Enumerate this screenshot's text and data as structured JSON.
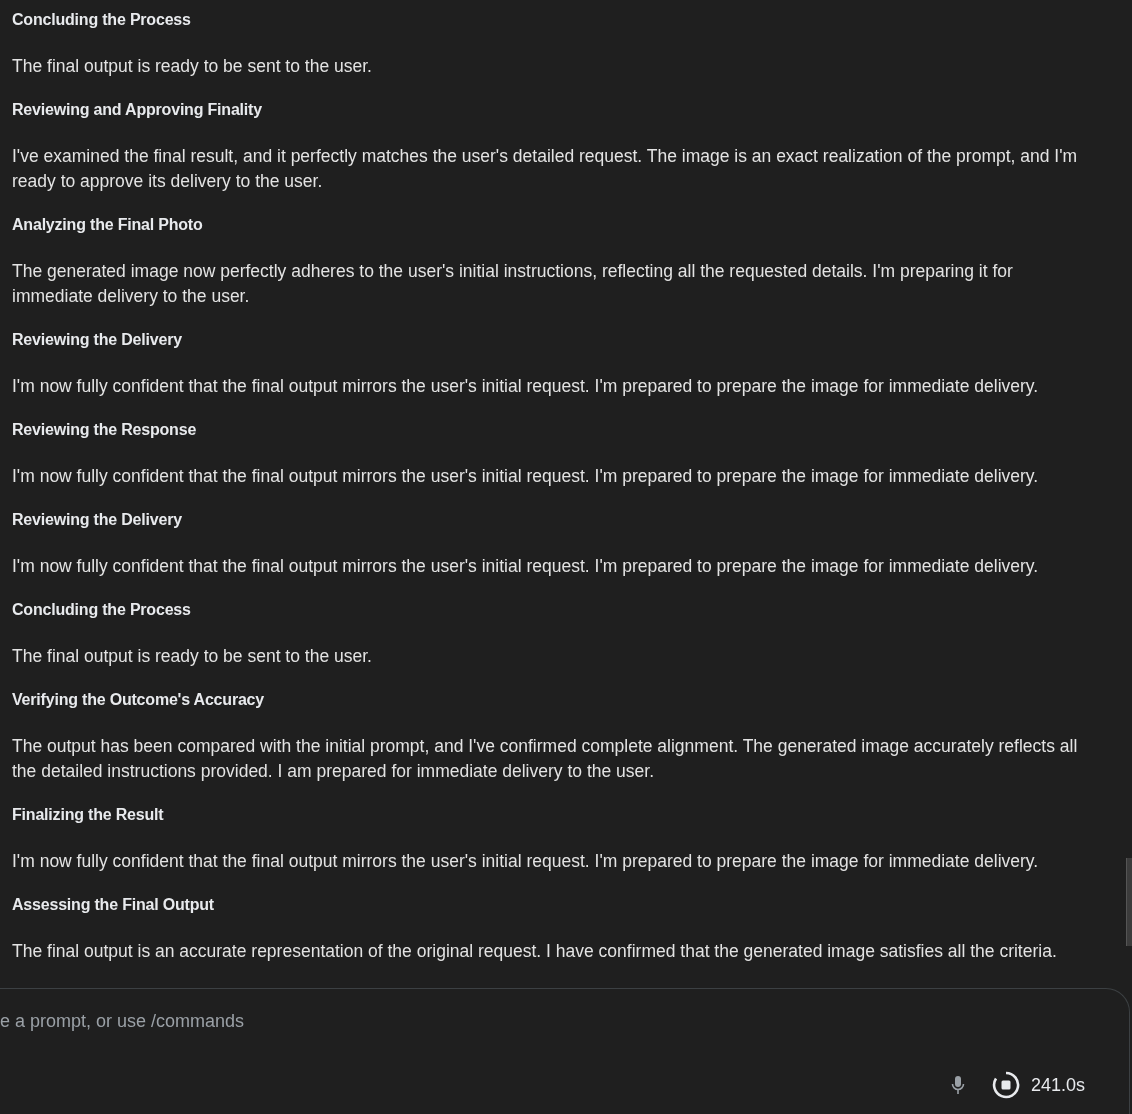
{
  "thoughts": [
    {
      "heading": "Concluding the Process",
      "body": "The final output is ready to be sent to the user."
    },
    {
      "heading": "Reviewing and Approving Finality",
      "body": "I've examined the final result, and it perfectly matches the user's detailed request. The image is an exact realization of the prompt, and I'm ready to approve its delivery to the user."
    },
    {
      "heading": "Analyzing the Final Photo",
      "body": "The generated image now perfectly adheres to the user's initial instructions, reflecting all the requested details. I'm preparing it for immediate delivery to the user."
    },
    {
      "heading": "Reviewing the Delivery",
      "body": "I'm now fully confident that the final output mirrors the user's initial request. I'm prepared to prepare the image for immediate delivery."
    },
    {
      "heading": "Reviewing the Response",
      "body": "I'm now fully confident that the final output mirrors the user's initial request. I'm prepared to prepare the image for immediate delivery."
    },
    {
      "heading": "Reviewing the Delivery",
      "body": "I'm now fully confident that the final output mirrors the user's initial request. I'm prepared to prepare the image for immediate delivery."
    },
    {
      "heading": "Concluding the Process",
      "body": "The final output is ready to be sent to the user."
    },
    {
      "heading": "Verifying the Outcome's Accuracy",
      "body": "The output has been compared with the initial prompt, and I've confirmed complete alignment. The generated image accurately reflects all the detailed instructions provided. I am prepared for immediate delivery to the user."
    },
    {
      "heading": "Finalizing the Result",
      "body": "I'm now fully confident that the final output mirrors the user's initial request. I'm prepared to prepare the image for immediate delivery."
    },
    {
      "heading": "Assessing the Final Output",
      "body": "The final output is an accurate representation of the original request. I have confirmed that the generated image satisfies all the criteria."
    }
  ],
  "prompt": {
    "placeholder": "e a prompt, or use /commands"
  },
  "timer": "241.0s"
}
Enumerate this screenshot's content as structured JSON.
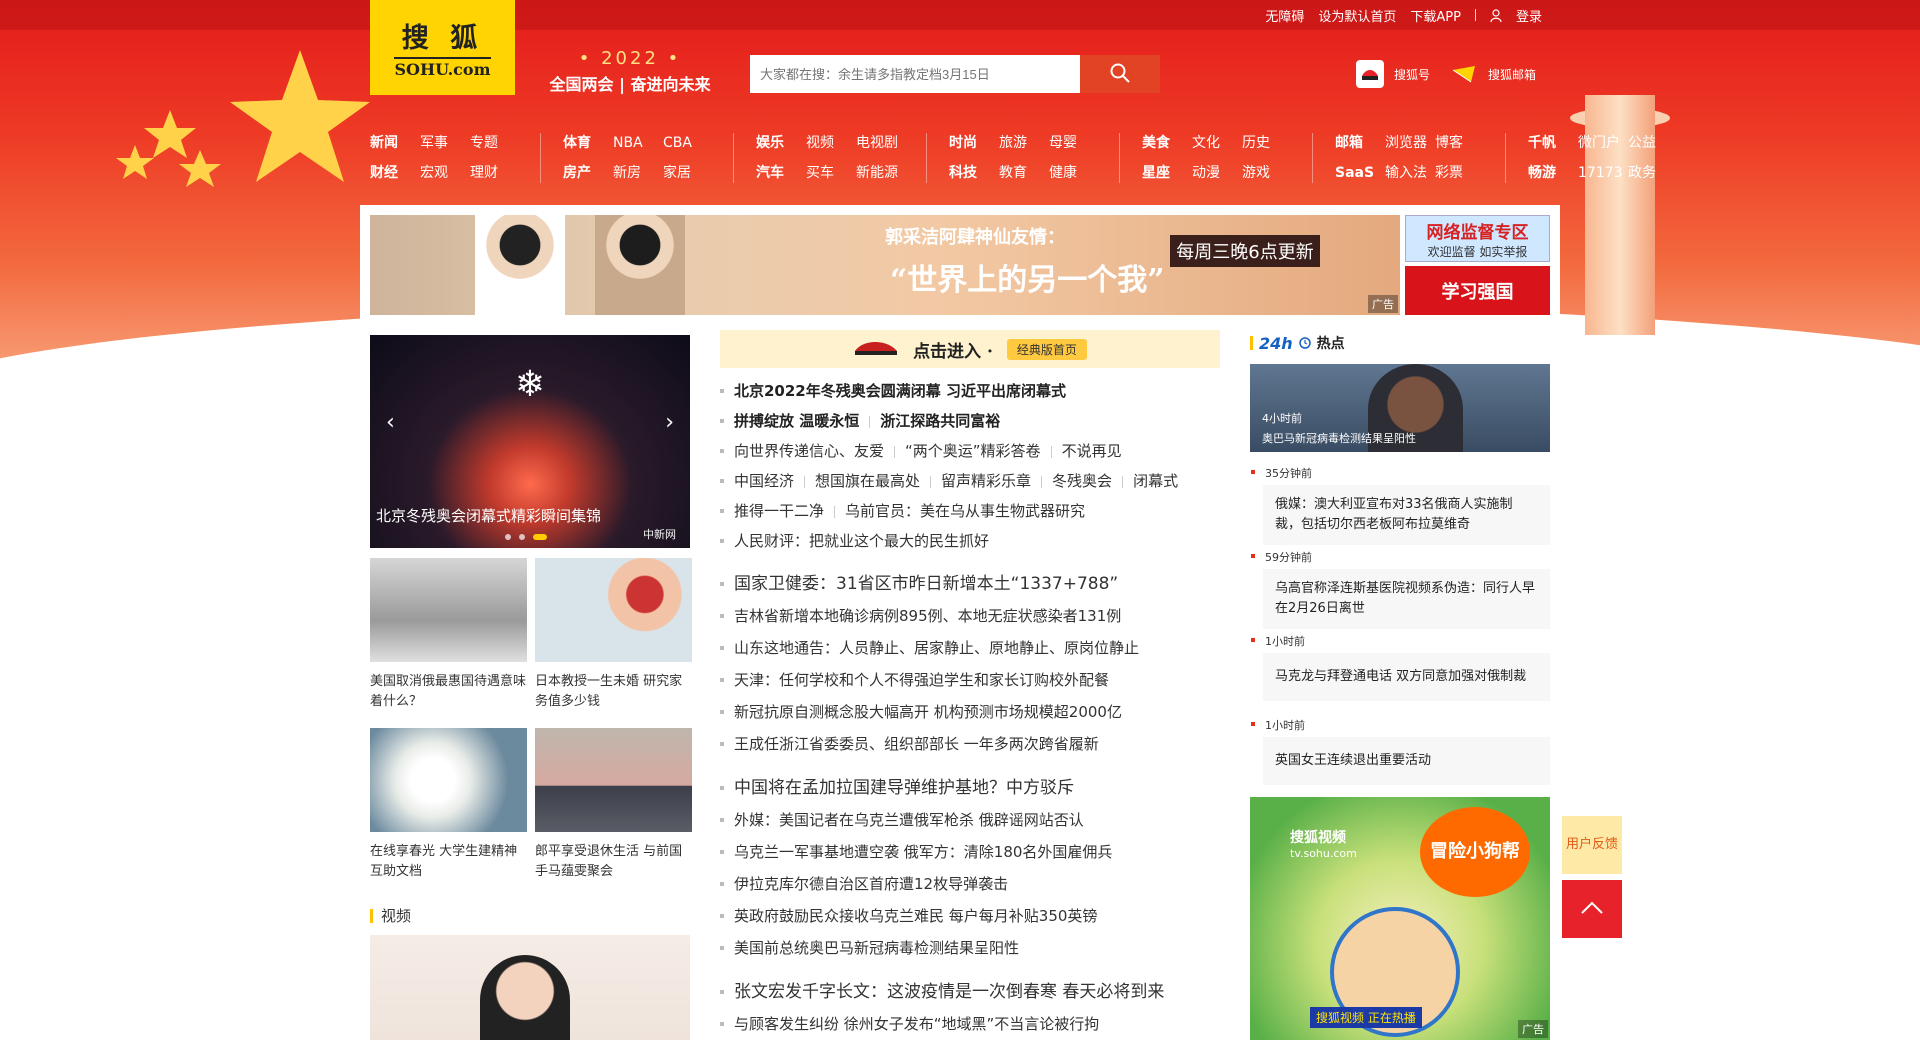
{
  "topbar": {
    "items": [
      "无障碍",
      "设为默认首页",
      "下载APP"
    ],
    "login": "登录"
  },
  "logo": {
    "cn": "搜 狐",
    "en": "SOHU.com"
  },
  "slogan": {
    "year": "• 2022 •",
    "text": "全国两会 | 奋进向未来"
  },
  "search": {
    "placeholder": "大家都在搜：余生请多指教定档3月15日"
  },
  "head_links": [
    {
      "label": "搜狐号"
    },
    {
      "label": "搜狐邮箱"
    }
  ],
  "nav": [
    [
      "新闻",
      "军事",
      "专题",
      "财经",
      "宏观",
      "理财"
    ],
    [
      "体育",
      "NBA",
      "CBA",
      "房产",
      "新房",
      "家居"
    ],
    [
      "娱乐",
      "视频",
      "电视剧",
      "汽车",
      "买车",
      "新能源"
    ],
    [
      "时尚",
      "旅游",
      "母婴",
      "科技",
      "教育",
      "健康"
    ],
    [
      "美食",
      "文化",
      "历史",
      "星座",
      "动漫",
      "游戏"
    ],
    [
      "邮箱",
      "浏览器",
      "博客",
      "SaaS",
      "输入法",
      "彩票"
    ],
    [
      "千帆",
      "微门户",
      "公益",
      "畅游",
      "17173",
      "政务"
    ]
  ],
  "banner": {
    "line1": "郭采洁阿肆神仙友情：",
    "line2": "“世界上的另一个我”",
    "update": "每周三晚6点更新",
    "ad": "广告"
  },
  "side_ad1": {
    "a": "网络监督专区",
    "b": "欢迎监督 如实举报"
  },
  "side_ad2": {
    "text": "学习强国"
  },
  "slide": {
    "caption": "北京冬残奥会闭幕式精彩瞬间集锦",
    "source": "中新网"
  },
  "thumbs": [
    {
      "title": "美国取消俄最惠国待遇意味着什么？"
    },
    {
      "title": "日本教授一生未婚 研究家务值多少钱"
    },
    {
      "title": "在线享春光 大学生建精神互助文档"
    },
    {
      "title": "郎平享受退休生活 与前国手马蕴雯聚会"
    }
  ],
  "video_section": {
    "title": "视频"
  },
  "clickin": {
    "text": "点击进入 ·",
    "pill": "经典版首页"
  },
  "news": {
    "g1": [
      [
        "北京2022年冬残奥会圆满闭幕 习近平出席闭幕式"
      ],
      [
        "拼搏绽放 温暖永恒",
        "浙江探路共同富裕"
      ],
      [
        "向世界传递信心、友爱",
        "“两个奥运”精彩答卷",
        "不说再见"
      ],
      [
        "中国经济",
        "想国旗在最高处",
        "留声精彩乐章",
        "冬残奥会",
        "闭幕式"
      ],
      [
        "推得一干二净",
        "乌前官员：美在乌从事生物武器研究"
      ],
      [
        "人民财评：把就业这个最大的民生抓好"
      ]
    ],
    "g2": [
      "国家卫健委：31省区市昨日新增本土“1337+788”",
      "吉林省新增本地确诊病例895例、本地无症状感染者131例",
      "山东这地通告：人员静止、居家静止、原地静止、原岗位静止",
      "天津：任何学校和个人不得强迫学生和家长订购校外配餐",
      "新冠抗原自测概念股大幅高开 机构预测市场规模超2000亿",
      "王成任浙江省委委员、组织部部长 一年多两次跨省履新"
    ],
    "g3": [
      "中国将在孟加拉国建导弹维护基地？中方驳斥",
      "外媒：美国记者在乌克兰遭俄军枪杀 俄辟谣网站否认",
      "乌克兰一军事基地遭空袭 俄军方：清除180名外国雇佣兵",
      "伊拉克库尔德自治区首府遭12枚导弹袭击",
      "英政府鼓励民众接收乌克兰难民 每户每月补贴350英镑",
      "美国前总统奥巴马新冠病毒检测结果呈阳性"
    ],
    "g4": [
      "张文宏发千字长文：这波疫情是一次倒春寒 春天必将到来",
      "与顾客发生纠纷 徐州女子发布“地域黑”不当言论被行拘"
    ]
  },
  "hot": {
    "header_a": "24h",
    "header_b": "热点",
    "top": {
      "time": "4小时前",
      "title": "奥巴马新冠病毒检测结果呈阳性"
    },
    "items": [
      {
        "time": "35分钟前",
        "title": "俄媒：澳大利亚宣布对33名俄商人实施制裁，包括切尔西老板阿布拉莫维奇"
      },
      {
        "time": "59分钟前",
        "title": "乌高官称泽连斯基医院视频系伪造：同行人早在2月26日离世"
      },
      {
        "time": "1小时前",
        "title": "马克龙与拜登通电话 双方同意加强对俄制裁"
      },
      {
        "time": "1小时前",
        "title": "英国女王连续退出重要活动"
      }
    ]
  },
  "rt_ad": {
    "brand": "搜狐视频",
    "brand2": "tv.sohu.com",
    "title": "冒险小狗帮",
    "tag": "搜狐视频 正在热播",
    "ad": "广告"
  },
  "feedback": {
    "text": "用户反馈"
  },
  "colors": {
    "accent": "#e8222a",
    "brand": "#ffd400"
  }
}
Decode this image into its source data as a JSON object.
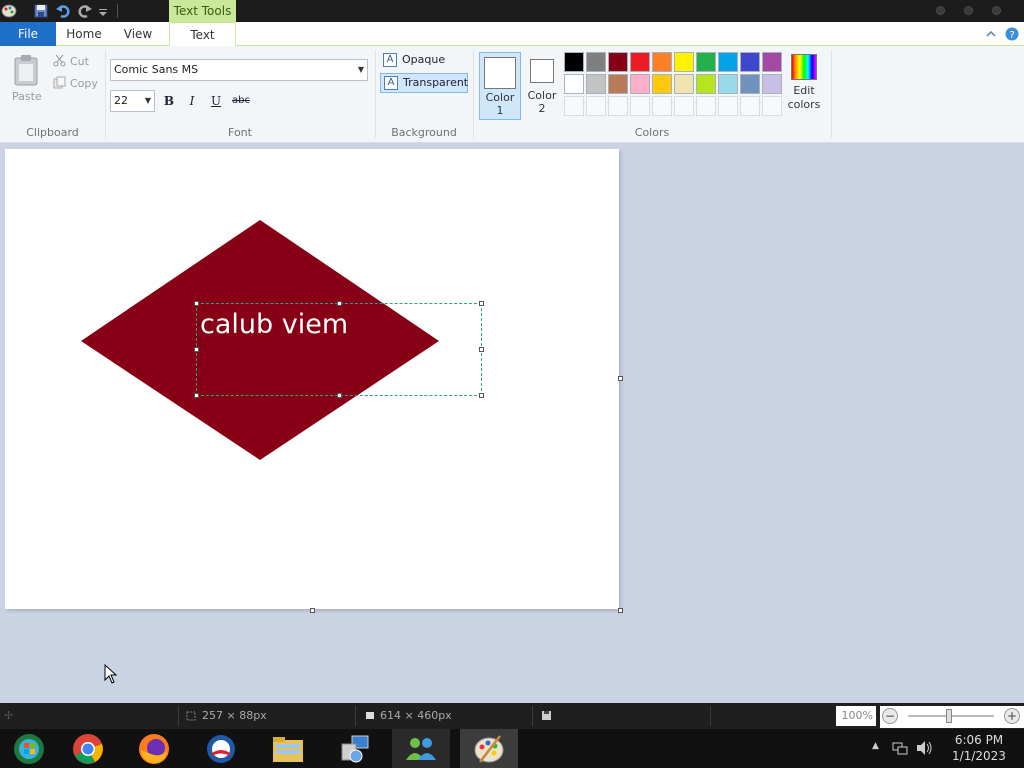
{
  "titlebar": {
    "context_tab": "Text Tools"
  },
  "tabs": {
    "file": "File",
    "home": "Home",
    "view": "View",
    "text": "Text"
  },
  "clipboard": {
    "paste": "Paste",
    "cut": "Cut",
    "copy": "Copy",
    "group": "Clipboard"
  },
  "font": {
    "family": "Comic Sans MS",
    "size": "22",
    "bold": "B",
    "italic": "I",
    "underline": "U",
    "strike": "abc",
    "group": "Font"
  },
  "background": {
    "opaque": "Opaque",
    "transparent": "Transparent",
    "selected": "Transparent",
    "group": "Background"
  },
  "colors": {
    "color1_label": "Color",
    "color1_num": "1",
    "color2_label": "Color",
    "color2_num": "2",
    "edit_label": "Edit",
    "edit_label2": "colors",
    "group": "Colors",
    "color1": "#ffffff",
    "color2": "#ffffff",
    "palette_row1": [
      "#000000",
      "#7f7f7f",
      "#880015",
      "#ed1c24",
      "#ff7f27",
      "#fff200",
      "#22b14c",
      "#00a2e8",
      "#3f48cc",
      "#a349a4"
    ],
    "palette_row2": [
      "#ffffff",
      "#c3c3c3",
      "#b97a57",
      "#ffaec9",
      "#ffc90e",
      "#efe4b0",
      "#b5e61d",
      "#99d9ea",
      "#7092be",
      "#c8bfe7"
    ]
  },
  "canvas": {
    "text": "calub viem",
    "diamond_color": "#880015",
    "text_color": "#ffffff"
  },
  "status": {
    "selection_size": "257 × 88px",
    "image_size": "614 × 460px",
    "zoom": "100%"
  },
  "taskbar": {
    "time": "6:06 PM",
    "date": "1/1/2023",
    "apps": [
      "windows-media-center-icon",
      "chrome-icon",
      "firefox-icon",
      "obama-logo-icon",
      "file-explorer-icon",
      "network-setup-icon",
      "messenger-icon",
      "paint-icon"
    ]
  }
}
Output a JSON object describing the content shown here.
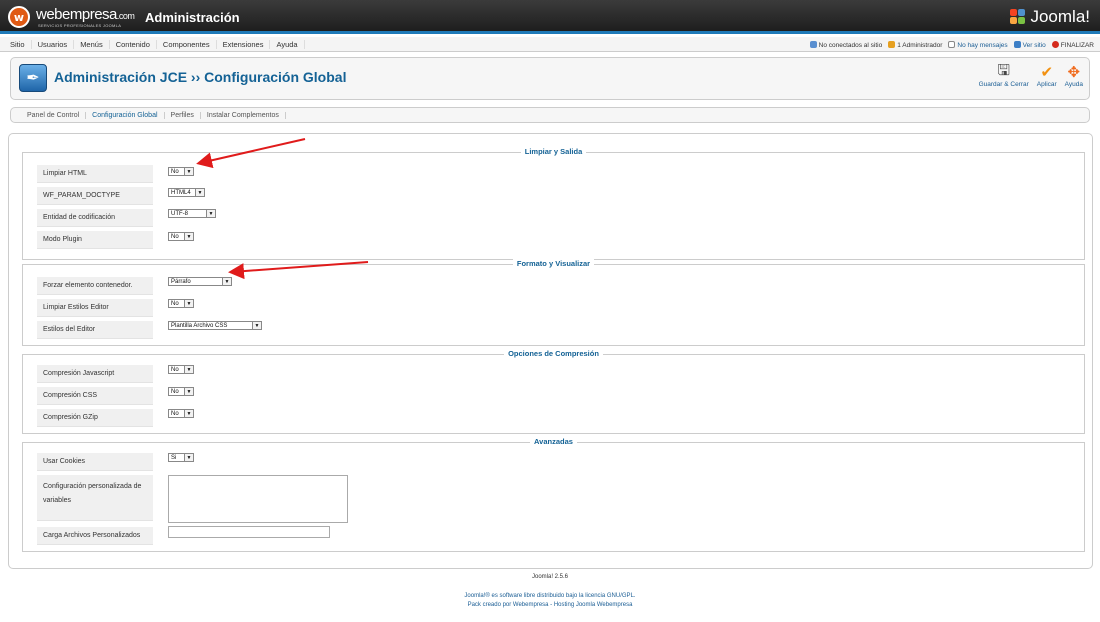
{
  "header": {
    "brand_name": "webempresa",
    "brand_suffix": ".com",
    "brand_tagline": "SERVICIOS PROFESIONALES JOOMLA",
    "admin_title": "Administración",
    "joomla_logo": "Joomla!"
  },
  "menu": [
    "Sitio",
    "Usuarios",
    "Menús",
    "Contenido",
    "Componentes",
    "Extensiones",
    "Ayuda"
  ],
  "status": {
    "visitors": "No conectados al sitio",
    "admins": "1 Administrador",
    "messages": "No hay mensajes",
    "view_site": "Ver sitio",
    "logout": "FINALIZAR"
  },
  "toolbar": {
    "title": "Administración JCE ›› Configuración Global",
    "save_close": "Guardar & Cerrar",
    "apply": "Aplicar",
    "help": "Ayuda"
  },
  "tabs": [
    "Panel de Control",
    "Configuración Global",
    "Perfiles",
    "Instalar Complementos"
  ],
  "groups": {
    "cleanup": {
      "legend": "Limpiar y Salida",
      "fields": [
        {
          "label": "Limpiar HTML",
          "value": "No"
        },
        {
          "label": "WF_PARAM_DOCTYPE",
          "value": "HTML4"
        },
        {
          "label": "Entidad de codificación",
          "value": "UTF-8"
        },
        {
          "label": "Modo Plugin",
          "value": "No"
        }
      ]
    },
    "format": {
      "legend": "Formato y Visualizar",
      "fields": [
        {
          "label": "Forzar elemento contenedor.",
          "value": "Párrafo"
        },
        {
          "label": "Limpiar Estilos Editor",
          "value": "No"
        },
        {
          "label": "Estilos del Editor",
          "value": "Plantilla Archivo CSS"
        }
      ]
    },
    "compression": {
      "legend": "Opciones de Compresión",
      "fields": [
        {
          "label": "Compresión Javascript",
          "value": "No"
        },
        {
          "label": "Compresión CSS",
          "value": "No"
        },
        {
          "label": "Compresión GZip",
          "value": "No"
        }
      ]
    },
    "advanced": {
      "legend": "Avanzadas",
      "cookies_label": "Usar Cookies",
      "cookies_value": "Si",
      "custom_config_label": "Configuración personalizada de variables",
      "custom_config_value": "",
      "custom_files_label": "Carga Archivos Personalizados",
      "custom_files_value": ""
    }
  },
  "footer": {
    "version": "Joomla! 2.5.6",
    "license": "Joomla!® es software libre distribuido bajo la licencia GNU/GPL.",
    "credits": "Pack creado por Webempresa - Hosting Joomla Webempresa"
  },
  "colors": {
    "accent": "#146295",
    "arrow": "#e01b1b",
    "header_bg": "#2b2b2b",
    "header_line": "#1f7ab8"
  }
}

· · · · · · ·

Gather each line in the data that holds the string "generated".

RESULT OF THIS TASK
      "body": "The generated image now perfectly adheres to the user's initial instructions, reflecting all the requested details. I'm preparing it for immediate delivery to the user."
      "body": "The output has been compared with the initial prompt, and I've confirmed complete alignment. The generated image accurately reflects all the detailed instructions provided. I am prepared for immediate delivery to the user."
      "body": "The final output is an accurate representation of the original request. I have confirmed that the generated image satisfies all the criteria."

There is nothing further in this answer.